--- SUPPLIED INFORMATION ---

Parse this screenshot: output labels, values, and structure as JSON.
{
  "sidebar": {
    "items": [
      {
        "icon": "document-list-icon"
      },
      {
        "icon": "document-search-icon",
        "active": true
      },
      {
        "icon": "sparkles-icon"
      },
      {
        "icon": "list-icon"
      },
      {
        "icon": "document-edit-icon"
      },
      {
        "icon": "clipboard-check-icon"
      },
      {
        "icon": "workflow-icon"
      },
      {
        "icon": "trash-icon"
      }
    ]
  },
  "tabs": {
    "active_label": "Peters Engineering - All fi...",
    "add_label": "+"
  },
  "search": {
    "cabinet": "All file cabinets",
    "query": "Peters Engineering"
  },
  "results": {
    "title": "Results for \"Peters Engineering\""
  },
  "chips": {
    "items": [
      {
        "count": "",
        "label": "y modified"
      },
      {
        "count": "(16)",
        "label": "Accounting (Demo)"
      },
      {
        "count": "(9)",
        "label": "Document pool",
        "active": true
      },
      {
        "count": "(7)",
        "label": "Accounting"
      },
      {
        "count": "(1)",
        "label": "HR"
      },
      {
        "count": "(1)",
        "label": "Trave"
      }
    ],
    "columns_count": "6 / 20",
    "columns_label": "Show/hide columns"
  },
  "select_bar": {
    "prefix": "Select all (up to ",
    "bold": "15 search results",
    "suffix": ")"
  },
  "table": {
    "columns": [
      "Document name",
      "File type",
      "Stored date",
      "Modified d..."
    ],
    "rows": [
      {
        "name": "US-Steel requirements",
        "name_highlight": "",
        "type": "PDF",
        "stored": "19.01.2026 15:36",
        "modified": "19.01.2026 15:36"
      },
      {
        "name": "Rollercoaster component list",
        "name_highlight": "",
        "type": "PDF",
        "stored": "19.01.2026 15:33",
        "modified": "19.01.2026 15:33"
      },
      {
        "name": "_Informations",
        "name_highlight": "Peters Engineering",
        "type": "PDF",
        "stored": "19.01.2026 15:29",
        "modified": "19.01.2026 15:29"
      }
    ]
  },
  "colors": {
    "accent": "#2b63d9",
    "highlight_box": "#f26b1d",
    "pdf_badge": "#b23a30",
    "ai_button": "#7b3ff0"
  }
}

---

> [PROBLEM REQUIREMENTS] Restate the whole listing exactly.

> [IN RESPONSE]
Parse this screenshot: output labels, values, and structure as JSON.
{
  "sidebar": {
    "items": [
      {
        "icon": "document-list-icon"
      },
      {
        "icon": "document-search-icon",
        "active": true
      },
      {
        "icon": "sparkles-icon"
      },
      {
        "icon": "list-icon"
      },
      {
        "icon": "document-edit-icon"
      },
      {
        "icon": "clipboard-check-icon"
      },
      {
        "icon": "workflow-icon"
      },
      {
        "icon": "trash-icon"
      }
    ]
  },
  "tabs": {
    "active_label": "Peters Engineering - All fi...",
    "add_label": "+"
  },
  "search": {
    "cabinet": "All file cabinets",
    "query": "Peters Engineering"
  },
  "results": {
    "title": "Results for \"Peters Engineering\""
  },
  "chips": {
    "items": [
      {
        "count": "",
        "label": "y modified"
      },
      {
        "count": "(16)",
        "label": "Accounting (Demo)"
      },
      {
        "count": "(9)",
        "label": "Document pool",
        "active": true
      },
      {
        "count": "(7)",
        "label": "Accounting"
      },
      {
        "count": "(1)",
        "label": "HR"
      },
      {
        "count": "(1)",
        "label": "Trave"
      }
    ],
    "columns_count": "6 / 20",
    "columns_label": "Show/hide columns"
  },
  "select_bar": {
    "prefix": "Select all (up to ",
    "bold": "15 search results",
    "suffix": ")"
  },
  "table": {
    "columns": [
      "Document name",
      "File type",
      "Stored date",
      "Modified d..."
    ],
    "rows": [
      {
        "name": "US-Steel requirements",
        "name_highlight": "",
        "type": "PDF",
        "stored": "19.01.2026 15:36",
        "modified": "19.01.2026 15:36"
      },
      {
        "name": "Rollercoaster component list",
        "name_highlight": "",
        "type": "PDF",
        "stored": "19.01.2026 15:33",
        "modified": "19.01.2026 15:33"
      },
      {
        "name": "_Informations",
        "name_highlight": "Peters Engineering",
        "type": "PDF",
        "stored": "19.01.2026 15:29",
        "modified": "19.01.2026 15:29"
      }
    ]
  },
  "colors": {
    "accent": "#2b63d9",
    "highlight_box": "#f26b1d",
    "pdf_badge": "#b23a30",
    "ai_button": "#7b3ff0"
  }
}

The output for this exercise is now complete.